→ **Problem to work on**
Filter the entries below down to the lines that hold "Customers".

→ **Data**
Segment Open

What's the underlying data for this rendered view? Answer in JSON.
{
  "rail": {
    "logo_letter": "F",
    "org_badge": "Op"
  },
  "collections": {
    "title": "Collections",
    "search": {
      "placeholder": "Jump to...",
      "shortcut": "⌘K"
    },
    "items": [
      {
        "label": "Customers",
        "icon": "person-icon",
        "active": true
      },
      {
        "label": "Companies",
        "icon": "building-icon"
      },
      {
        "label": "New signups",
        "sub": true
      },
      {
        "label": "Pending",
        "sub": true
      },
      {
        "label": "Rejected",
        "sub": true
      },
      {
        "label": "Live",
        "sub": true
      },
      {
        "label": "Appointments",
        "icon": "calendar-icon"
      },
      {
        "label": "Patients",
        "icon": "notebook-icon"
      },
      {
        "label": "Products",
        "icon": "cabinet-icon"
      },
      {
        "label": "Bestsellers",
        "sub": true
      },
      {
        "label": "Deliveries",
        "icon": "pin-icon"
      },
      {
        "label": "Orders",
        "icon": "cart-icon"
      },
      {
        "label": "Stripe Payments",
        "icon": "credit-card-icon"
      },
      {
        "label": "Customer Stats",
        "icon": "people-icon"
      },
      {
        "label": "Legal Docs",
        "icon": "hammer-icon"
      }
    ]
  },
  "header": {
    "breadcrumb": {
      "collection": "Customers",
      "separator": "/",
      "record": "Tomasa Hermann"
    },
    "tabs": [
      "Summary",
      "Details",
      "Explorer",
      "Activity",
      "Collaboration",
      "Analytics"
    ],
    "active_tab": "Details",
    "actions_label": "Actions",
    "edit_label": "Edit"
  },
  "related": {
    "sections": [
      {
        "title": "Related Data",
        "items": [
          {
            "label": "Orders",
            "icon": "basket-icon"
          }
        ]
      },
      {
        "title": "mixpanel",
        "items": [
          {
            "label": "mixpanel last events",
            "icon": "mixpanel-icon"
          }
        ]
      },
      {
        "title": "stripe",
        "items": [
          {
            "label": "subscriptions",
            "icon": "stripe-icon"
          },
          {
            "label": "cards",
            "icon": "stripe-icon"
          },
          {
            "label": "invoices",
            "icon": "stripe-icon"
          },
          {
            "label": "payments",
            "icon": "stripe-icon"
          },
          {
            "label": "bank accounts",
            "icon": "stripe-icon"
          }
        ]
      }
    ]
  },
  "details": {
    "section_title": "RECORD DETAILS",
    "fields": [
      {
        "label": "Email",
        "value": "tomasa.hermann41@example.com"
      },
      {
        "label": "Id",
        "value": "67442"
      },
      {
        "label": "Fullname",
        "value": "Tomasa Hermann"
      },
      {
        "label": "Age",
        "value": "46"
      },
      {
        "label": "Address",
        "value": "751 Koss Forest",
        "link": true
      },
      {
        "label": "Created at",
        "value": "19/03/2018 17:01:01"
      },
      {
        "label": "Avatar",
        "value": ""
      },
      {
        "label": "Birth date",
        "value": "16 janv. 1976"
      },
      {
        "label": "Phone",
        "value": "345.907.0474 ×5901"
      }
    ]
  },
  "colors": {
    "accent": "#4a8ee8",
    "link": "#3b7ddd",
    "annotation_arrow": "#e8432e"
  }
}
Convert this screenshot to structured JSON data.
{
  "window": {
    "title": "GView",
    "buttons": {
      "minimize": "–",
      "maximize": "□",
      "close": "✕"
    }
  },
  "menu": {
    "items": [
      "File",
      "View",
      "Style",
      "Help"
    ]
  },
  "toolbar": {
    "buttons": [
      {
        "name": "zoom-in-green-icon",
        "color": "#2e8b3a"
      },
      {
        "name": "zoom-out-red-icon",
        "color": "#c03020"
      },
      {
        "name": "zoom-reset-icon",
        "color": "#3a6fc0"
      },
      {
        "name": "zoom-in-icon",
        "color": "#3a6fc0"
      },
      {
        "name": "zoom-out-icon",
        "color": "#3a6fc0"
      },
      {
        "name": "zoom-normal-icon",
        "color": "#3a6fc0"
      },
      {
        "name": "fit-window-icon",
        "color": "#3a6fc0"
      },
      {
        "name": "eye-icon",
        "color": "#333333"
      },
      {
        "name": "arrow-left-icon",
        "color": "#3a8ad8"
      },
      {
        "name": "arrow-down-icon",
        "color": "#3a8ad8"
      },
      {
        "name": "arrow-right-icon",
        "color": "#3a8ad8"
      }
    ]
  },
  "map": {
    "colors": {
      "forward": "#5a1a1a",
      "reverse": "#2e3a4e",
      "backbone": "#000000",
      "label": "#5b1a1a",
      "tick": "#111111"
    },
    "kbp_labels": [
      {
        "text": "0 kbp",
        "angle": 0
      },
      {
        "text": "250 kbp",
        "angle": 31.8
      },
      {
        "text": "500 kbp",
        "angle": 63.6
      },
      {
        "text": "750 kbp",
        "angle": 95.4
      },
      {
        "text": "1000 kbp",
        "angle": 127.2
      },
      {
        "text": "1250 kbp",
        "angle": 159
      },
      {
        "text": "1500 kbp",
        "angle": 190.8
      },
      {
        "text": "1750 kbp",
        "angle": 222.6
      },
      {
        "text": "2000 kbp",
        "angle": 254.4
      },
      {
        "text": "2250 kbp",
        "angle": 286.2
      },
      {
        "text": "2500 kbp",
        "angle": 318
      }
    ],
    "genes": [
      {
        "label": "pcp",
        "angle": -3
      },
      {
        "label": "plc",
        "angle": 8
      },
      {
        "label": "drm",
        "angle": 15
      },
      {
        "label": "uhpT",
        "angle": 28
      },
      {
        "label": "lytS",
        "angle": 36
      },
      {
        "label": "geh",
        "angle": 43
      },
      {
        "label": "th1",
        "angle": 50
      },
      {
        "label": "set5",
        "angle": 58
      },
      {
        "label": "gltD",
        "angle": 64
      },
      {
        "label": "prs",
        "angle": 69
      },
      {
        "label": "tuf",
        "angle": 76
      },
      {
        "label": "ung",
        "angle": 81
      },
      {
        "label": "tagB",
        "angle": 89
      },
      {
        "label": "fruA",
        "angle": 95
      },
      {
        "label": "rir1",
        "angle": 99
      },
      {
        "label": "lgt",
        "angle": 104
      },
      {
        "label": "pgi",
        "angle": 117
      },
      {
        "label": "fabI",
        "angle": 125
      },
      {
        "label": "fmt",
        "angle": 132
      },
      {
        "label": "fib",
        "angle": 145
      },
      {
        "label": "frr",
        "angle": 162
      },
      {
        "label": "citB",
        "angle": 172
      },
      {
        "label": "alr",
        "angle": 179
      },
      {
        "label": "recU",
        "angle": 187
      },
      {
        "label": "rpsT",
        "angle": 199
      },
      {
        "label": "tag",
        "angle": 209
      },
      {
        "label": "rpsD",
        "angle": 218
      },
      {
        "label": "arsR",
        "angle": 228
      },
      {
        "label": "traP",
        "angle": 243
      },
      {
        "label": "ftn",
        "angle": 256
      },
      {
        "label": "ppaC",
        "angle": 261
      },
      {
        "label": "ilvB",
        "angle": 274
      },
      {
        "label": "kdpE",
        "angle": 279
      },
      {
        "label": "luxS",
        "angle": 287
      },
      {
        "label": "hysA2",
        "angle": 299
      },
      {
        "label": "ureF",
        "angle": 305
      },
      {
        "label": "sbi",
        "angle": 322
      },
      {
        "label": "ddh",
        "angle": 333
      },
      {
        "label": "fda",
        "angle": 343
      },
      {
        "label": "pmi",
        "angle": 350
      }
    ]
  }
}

Segment Closed

→ **Exercise result**
        "label": "Customers",
      "collection": "Customers",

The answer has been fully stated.